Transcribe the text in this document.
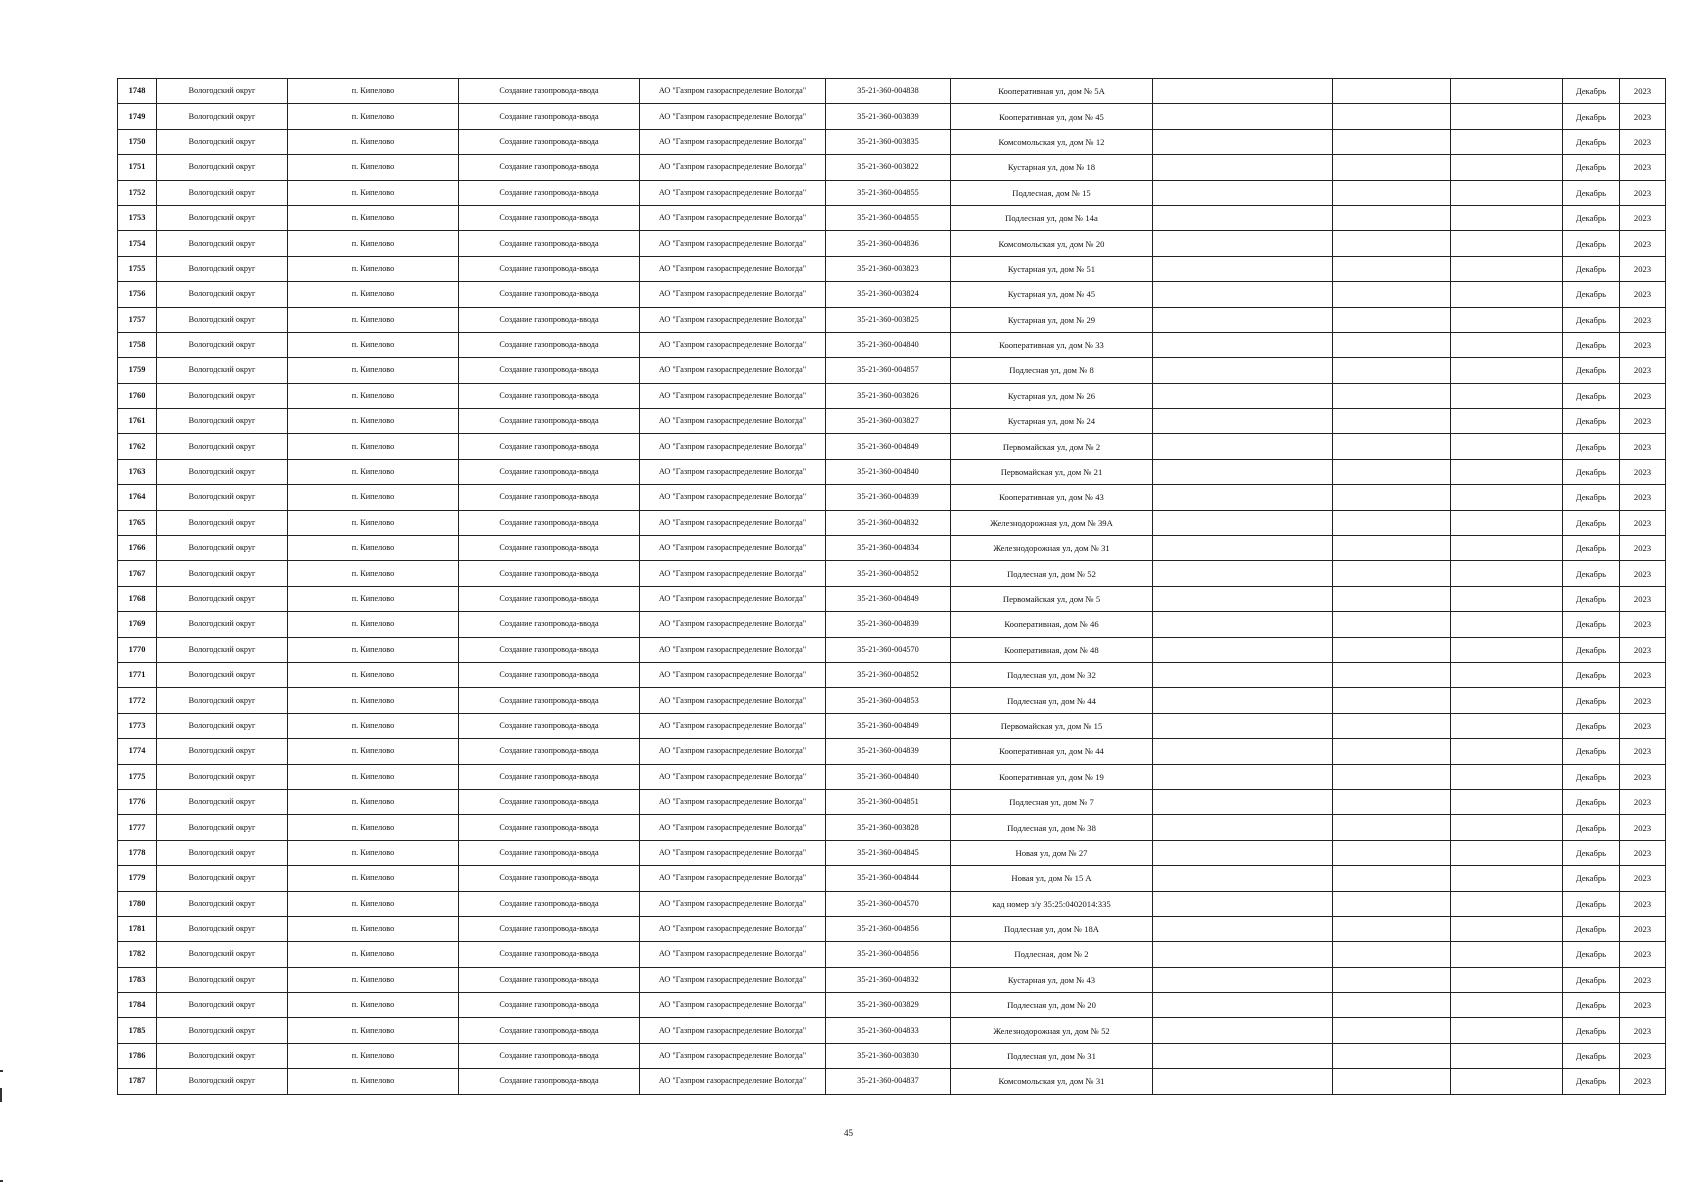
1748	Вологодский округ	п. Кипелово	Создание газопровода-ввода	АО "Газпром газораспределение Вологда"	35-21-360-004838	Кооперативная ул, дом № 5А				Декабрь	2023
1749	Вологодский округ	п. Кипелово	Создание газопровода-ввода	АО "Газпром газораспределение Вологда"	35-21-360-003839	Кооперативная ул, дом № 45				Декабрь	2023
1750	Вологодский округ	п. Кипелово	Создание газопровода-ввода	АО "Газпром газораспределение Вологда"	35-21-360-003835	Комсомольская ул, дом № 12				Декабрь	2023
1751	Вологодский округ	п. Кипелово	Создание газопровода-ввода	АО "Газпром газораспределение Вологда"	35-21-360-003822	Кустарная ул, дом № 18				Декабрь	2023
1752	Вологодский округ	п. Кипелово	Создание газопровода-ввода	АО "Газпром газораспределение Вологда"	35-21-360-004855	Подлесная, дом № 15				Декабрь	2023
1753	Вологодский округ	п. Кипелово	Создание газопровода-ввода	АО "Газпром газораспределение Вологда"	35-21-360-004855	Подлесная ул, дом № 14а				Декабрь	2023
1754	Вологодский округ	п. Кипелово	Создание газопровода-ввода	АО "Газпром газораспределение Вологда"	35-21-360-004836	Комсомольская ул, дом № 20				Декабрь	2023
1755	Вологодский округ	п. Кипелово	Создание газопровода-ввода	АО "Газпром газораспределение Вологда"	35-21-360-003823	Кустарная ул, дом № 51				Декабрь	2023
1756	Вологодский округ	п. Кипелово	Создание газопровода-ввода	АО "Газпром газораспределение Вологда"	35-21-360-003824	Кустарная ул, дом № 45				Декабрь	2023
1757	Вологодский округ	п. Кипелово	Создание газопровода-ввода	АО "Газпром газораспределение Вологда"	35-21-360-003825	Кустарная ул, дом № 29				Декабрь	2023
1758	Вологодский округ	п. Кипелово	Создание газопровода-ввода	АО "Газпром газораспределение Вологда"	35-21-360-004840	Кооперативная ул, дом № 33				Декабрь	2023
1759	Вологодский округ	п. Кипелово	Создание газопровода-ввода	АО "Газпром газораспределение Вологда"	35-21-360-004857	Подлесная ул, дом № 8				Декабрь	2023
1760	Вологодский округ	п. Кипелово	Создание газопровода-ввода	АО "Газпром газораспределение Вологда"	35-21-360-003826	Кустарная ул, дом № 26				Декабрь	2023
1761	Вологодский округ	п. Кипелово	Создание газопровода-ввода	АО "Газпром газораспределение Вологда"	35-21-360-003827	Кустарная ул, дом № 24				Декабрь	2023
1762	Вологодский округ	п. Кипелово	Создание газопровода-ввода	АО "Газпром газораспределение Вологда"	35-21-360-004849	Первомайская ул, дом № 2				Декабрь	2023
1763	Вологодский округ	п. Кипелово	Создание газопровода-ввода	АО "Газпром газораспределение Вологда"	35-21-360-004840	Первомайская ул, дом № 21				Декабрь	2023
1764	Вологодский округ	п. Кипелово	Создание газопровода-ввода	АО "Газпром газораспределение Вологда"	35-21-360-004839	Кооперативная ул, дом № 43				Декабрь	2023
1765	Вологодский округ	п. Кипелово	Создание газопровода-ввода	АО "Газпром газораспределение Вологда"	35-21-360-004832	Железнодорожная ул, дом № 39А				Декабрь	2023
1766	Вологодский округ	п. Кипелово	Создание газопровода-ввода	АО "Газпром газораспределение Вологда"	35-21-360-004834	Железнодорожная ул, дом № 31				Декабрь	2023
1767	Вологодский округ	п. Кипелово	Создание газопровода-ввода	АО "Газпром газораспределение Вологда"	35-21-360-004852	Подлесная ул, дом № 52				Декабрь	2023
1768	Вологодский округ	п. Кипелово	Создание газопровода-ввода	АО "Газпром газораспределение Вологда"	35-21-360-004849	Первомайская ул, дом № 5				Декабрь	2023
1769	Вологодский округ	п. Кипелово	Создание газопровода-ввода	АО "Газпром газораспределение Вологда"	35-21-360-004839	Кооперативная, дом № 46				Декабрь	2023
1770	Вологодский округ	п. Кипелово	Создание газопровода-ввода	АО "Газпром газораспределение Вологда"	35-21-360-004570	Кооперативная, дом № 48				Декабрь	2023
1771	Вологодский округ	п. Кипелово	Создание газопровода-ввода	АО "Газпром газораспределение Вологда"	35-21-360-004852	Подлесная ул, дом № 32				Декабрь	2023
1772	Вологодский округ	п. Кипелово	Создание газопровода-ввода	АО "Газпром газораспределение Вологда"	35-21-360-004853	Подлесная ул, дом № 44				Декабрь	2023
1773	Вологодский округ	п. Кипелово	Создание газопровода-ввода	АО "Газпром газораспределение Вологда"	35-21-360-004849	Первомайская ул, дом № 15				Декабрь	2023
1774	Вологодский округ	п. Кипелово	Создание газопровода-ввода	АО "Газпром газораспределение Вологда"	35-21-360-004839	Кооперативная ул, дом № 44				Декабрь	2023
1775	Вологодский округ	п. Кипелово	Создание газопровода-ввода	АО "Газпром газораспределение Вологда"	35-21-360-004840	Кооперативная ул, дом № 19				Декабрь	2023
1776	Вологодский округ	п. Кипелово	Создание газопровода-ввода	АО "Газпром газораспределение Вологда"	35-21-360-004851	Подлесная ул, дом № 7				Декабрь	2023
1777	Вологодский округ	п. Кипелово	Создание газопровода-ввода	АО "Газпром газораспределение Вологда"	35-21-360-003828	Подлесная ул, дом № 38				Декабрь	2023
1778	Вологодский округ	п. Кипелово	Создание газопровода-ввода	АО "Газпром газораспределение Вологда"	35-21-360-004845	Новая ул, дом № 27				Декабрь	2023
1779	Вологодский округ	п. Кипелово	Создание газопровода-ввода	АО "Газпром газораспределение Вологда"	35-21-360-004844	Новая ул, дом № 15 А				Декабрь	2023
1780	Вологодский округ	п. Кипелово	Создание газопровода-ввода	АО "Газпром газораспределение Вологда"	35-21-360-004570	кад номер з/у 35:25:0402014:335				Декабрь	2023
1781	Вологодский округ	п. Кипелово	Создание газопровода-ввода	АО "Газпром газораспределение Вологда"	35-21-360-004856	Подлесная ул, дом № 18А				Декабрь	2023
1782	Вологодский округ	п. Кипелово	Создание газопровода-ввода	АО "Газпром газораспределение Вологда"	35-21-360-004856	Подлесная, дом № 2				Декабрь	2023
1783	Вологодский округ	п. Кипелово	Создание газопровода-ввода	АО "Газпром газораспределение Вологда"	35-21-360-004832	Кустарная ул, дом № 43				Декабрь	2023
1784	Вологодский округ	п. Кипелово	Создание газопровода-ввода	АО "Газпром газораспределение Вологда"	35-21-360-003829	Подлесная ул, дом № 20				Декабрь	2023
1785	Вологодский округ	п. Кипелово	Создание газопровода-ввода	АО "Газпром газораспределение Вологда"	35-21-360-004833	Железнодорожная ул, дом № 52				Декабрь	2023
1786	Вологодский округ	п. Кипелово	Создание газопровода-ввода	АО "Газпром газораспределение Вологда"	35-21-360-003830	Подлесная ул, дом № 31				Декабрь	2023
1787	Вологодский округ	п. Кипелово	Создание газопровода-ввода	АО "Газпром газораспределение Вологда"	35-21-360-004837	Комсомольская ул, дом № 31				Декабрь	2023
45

· · · · · · ·

List every line in the records above that contains the word "Первомайская".

1762	Вологодский округ	п. Кипелово	Создание газопровода-ввода	АО "Газпром газораспределение Вологда"	35-21-360-004849	Первомайская ул, дом № 2				Декабрь	2023
1763	Вологодский округ	п. Кипелово	Создание газопровода-ввода	АО "Газпром газораспределение Вологда"	35-21-360-004840	Первомайская ул, дом № 21				Декабрь	2023
1768	Вологодский округ	п. Кипелово	Создание газопровода-ввода	АО "Газпром газораспределение Вологда"	35-21-360-004849	Первомайская ул, дом № 5				Декабрь	2023
1773	Вологодский округ	п. Кипелово	Создание газопровода-ввода	АО "Газпром газораспределение Вологда"	35-21-360-004849	Первомайская ул, дом № 15				Декабрь	2023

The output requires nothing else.